__What this task involves__. Express every line of each item below as a JSON list of strings, with one string per line and no blank lines.

** START Data supplied **

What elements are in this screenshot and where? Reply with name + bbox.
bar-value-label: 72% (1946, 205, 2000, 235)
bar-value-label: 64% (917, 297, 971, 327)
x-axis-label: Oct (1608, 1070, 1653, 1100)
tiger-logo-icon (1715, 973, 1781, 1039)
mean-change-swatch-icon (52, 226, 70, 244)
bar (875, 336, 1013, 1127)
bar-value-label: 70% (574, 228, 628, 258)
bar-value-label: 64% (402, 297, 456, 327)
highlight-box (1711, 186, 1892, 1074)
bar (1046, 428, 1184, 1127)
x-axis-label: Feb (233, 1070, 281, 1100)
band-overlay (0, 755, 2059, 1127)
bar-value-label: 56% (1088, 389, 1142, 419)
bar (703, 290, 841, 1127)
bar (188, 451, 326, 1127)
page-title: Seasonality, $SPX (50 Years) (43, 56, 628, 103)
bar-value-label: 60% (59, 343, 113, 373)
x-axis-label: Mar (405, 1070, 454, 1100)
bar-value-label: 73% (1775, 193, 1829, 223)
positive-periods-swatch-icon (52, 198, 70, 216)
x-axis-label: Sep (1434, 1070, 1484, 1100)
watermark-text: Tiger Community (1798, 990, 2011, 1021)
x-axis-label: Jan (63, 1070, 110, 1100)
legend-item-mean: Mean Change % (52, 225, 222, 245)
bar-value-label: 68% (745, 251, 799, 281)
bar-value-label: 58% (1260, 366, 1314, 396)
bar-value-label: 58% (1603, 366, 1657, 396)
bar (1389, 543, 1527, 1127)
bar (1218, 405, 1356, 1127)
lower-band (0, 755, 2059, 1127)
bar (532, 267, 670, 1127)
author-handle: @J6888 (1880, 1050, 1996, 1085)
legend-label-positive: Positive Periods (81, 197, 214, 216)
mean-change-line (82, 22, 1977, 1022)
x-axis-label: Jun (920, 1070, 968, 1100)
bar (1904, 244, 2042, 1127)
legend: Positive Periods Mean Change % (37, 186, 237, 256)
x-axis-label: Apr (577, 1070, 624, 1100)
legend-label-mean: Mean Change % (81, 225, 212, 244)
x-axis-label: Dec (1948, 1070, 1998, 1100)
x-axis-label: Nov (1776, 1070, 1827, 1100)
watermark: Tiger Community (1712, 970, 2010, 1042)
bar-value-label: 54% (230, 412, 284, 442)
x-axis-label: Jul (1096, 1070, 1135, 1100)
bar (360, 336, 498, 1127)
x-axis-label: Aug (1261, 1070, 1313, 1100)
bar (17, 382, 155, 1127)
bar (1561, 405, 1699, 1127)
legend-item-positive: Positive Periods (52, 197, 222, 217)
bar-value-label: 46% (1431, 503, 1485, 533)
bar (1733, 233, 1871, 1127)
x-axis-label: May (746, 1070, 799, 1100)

** END Data supplied **

__Full output__.
[
  "What elements are in this screenshot and where? Reply with name + bbox.",
  "bar-value-label: 72% (1946, 205, 2000, 235)",
  "bar-value-label: 64% (917, 297, 971, 327)",
  "x-axis-label: Oct (1608, 1070, 1653, 1100)",
  "tiger-logo-icon (1715, 973, 1781, 1039)",
  "mean-change-swatch-icon (52, 226, 70, 244)",
  "bar (875, 336, 1013, 1127)",
  "bar-value-label: 70% (574, 228, 628, 258)",
  "bar-value-label: 64% (402, 297, 456, 327)",
  "highlight-box (1711, 186, 1892, 1074)",
  "bar (1046, 428, 1184, 1127)",
  "x-axis-label: Feb (233, 1070, 281, 1100)",
  "band-overlay (0, 755, 2059, 1127)",
  "bar-value-label: 56% (1088, 389, 1142, 419)",
  "bar (703, 290, 841, 1127)",
  "bar (188, 451, 326, 1127)",
  "page-title: Seasonality, $SPX (50 Years) (43, 56, 628, 103)",
  "bar-value-label: 60% (59, 343, 113, 373)",
  "x-axis-label: Mar (405, 1070, 454, 1100)",
  "bar-value-label: 73% (1775, 193, 1829, 223)",
  "positive-periods-swatch-icon (52, 198, 70, 216)",
  "x-axis-label: Sep (1434, 1070, 1484, 1100)",
  "watermark-text: Tiger Community (1798, 990, 2011, 1021)",
  "x-axis-label: Jan (63, 1070, 110, 1100)",
  "legend-item-mean: Mean Change % (52, 225, 222, 245)",
  "bar-value-label: 68% (745, 251, 799, 281)",
  "bar-value-label: 58% (1260, 366, 1314, 396)",
  "bar-value-label: 58% (1603, 366, 1657, 396)",
  "bar (1389, 543, 1527, 1127)",
  "bar (1218, 405, 1356, 1127)",
  "lower-band (0, 755, 2059, 1127)",
  "bar (532, 267, 670, 1127)",
  "author-handle: @J6888 (1880, 1050, 1996, 1085)",
  "legend-label-positive: Positive Periods (81, 197, 214, 216)",
  "mean-change-line (82, 22, 1977, 1022)",
  "x-axis-label: Jun (920, 1070, 968, 1100)",
  "bar (1904, 244, 2042, 1127)",
  "legend: Positive Periods Mean Change % (37, 186, 237, 256)",
  "x-axis-label: Apr (577, 1070, 624, 1100)",
  "legend-label-mean: Mean Change % (81, 225, 212, 244)",
  "x-axis-label: Dec (1948, 1070, 1998, 1100)",
  "x-axis-label: Nov (1776, 1070, 1827, 1100)",
  "watermark: Tiger Community (1712, 970, 2010, 1042)",
  "bar-value-label: 54% (230, 412, 284, 442)",
  "x-axis-label: Jul (1096, 1070, 1135, 1100)",
  "bar (360, 336, 498, 1127)",
  "x-axis-label: Aug (1261, 1070, 1313, 1100)",
  "bar (17, 382, 155, 1127)",
  "bar (1561, 405, 1699, 1127)",
  "legend-item-positive: Positive Periods (52, 197, 222, 217)",
  "bar-value-label: 46% (1431, 503, 1485, 533)",
  "bar (1733, 233, 1871, 1127)",
  "x-axis-label: May (746, 1070, 799, 1100)"
]